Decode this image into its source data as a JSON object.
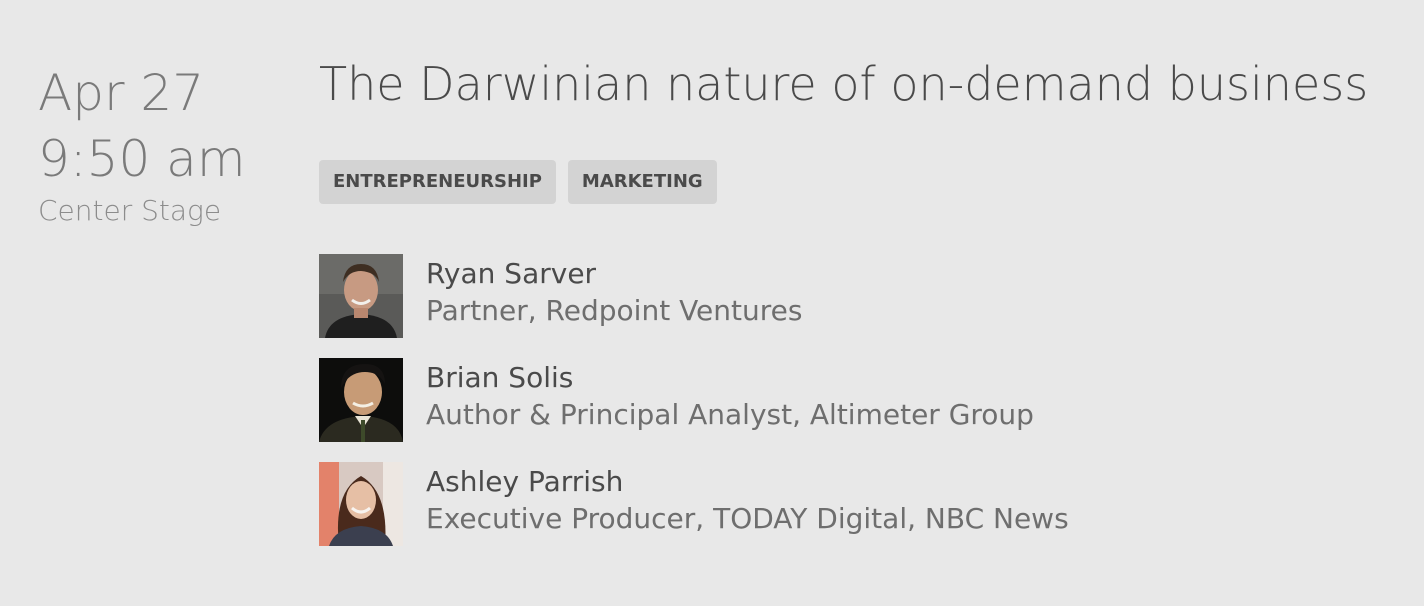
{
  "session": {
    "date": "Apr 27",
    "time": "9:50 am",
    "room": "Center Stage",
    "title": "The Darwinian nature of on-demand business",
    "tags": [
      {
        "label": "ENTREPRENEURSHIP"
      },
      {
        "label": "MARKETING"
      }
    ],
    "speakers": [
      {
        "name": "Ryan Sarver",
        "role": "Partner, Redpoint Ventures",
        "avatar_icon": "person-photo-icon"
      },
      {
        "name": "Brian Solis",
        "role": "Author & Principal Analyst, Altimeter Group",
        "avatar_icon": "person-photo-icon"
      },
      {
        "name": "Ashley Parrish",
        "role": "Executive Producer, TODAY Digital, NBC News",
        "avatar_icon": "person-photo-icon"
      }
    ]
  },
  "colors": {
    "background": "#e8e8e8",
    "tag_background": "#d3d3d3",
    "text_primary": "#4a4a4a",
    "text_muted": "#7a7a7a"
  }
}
...
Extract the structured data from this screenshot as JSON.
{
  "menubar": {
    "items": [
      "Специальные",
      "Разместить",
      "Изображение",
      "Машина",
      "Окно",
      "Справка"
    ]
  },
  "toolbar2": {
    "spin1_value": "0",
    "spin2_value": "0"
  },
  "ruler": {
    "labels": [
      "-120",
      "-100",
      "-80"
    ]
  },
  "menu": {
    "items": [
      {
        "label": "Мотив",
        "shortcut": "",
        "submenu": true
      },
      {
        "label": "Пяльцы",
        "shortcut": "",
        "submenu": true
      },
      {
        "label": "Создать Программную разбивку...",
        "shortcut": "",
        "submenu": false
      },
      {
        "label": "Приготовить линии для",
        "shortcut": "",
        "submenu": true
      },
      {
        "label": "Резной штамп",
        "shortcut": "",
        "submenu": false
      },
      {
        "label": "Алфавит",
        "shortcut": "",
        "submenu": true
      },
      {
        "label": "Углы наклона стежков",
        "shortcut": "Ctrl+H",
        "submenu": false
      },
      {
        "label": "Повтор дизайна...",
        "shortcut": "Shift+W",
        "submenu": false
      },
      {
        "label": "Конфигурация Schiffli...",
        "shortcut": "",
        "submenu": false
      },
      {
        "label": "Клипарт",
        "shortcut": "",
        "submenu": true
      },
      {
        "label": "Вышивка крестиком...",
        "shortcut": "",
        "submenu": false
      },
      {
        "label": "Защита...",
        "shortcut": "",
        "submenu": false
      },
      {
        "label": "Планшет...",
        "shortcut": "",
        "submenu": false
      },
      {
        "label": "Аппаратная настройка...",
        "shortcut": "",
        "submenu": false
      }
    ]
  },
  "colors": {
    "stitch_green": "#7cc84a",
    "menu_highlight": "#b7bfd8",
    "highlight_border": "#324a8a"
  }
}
---
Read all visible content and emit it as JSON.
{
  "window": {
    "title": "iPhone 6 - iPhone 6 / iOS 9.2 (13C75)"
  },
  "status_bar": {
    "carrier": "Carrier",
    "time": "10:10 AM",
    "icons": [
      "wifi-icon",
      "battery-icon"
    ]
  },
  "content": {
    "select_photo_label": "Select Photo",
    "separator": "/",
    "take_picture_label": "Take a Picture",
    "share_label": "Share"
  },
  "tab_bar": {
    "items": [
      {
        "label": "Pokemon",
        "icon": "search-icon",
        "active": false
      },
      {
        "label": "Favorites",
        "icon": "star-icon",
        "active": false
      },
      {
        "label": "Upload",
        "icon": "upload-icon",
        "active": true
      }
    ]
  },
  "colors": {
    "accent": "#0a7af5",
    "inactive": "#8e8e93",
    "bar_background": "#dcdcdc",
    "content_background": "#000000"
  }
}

### TASK OBJECTIVE
Scan the lines for the string "title". Copy out each line that matches.

### FINAL ANSWER
    "title": "The Darwinian nature of on-demand business",
    "title": "iPhone 6 - iPhone 6 / iOS 9.2 (13C75)"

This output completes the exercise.